* _Work instructions_: Go through the data below. List every line that holds the word "profile".

* _Material shown_:

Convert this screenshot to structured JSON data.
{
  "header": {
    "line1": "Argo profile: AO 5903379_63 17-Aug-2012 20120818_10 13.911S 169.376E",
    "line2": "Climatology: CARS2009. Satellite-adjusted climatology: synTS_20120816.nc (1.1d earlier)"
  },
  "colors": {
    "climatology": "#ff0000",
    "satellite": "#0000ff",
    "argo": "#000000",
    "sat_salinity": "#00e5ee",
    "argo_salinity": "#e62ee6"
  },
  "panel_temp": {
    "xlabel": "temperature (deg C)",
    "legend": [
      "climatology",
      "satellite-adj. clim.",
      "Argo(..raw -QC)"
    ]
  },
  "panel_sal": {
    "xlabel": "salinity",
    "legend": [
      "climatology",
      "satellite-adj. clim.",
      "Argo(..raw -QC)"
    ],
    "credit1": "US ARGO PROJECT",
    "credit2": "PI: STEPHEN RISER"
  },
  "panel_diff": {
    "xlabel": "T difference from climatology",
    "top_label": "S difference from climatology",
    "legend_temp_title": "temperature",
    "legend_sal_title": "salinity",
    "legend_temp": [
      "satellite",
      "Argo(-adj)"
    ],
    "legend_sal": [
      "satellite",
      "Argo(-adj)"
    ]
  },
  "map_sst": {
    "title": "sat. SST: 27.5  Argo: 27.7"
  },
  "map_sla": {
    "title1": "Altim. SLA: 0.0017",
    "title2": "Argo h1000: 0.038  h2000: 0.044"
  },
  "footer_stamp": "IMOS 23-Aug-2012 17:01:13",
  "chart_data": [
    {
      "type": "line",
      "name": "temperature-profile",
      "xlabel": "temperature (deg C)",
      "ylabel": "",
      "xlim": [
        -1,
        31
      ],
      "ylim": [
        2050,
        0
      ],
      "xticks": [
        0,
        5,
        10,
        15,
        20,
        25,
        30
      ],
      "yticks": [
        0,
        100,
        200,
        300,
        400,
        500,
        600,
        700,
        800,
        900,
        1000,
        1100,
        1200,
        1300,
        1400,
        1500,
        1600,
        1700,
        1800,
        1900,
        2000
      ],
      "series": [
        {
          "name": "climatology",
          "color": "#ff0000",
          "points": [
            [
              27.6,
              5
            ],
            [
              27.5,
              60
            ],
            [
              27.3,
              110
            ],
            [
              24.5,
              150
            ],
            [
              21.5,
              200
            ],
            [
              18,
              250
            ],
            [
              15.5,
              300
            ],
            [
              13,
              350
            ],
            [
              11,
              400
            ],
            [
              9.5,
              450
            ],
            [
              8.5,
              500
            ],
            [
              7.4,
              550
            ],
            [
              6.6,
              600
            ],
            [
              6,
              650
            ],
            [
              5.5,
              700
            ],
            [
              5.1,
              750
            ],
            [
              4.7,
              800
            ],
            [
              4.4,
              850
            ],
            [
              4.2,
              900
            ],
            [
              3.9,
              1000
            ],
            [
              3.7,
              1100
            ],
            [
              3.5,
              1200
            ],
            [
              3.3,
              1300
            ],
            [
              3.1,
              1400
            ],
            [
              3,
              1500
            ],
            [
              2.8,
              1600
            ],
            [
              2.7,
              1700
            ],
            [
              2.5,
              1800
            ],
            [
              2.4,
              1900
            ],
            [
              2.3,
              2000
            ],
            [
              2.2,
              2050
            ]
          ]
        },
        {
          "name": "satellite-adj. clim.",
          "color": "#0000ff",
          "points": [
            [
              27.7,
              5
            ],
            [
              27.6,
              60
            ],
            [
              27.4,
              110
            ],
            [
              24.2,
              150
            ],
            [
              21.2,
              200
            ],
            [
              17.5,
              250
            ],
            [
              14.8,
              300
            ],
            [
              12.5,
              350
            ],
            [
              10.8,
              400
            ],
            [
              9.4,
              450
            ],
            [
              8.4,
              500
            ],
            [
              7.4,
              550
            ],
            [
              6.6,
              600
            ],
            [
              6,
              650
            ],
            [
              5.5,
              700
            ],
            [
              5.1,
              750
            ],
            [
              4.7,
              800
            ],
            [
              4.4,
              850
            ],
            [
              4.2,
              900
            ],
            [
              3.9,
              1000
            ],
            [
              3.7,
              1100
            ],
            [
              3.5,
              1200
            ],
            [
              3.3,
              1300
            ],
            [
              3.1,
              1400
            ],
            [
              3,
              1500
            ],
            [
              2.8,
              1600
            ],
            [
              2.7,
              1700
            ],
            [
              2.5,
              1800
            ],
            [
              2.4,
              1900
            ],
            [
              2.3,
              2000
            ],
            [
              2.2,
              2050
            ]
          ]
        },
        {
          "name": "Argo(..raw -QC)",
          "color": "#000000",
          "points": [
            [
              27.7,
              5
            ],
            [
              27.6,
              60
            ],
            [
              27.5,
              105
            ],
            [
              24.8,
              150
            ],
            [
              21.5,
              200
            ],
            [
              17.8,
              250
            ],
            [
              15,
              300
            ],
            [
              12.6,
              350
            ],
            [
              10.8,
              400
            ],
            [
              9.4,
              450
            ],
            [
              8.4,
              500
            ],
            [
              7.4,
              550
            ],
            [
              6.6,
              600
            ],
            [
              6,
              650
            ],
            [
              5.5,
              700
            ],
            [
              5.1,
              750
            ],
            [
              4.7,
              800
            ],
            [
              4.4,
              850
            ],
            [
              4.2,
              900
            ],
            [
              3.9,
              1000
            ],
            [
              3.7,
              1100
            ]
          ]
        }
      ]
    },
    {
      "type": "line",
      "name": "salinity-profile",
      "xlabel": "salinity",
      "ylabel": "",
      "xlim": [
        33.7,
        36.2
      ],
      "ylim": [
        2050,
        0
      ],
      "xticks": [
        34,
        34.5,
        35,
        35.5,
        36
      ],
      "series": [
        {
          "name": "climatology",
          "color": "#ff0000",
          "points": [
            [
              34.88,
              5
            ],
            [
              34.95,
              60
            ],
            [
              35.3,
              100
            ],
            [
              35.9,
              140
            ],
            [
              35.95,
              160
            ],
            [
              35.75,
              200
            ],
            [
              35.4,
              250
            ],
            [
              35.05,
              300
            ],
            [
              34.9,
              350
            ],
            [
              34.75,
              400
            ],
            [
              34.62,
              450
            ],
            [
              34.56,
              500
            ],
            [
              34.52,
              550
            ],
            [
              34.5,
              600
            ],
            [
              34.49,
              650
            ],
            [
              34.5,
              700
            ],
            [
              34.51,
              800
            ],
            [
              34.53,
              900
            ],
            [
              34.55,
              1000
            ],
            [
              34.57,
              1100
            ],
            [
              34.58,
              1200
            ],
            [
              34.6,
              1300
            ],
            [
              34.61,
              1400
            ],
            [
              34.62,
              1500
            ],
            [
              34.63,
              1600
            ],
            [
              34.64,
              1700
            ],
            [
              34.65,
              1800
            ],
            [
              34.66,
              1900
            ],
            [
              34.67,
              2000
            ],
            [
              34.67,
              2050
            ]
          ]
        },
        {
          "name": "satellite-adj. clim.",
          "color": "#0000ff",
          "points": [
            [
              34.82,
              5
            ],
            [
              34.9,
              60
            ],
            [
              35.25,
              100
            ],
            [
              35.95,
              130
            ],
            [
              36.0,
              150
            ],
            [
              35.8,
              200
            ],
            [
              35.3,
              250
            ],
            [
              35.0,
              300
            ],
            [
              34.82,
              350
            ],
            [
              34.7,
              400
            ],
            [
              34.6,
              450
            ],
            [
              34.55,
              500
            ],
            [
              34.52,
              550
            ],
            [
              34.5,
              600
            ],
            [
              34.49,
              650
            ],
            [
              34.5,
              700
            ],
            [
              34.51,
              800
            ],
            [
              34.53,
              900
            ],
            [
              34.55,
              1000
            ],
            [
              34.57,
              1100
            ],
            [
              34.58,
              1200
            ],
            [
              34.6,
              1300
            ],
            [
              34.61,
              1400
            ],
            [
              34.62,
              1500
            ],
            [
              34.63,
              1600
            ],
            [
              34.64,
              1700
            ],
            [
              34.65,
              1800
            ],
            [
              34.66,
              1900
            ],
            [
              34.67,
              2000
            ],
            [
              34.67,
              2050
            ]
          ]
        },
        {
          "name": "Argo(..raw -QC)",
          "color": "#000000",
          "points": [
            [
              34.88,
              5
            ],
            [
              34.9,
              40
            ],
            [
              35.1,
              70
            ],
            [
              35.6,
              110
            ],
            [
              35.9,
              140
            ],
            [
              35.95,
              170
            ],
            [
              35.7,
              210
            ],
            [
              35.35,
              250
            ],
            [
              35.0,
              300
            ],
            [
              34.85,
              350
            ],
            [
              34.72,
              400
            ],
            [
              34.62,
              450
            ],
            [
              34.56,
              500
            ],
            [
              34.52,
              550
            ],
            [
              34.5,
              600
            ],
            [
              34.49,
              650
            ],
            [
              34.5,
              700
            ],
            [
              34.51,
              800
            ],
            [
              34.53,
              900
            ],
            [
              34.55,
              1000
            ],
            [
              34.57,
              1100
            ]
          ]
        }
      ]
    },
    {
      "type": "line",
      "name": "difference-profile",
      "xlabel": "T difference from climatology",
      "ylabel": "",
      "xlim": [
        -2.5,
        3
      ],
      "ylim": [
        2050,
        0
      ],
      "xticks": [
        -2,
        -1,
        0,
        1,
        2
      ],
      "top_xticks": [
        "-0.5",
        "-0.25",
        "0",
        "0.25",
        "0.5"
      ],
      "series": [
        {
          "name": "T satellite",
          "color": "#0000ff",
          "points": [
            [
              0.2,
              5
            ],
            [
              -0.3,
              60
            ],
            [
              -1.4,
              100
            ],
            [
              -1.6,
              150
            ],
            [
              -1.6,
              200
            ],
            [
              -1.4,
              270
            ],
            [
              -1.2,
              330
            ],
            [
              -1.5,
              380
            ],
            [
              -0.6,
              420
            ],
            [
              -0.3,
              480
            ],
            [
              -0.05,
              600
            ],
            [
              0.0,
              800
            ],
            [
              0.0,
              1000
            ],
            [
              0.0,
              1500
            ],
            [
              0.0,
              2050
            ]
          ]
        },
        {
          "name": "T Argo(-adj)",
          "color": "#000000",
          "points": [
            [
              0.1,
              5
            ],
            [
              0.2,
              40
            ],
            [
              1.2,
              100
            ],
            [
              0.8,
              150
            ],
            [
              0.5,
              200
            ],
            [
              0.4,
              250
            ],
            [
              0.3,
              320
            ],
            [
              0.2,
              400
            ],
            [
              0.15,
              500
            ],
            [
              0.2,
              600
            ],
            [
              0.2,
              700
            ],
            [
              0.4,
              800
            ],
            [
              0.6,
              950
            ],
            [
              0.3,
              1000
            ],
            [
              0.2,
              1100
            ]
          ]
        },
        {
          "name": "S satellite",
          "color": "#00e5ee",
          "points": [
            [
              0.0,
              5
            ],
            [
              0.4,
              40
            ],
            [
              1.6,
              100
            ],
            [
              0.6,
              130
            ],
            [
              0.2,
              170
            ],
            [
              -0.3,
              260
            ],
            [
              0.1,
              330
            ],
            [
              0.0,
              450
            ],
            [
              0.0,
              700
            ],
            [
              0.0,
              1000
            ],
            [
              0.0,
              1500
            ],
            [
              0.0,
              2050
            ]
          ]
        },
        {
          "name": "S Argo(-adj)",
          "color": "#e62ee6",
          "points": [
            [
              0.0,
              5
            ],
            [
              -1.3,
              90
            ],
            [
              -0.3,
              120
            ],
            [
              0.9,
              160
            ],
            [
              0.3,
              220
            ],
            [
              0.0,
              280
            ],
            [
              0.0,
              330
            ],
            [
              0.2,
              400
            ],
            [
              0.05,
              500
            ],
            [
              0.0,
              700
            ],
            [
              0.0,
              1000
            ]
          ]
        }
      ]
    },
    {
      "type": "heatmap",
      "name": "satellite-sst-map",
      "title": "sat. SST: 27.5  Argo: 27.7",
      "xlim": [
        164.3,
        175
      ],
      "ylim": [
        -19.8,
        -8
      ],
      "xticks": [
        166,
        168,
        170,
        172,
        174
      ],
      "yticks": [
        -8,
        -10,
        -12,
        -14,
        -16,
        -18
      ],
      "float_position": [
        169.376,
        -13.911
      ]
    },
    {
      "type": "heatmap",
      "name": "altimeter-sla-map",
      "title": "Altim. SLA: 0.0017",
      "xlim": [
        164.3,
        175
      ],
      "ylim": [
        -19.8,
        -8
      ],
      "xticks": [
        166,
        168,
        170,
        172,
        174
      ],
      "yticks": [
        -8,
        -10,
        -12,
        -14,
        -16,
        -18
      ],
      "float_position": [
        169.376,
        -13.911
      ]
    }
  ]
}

* _Output for this exercise_:
    "line1": "Argo profile: AO 5903379_63 17-Aug-2012 20120818_10 13.911S 169.376E",
      "name": "temperature-profile",
      "name": "salinity-profile",
      "name": "difference-profile",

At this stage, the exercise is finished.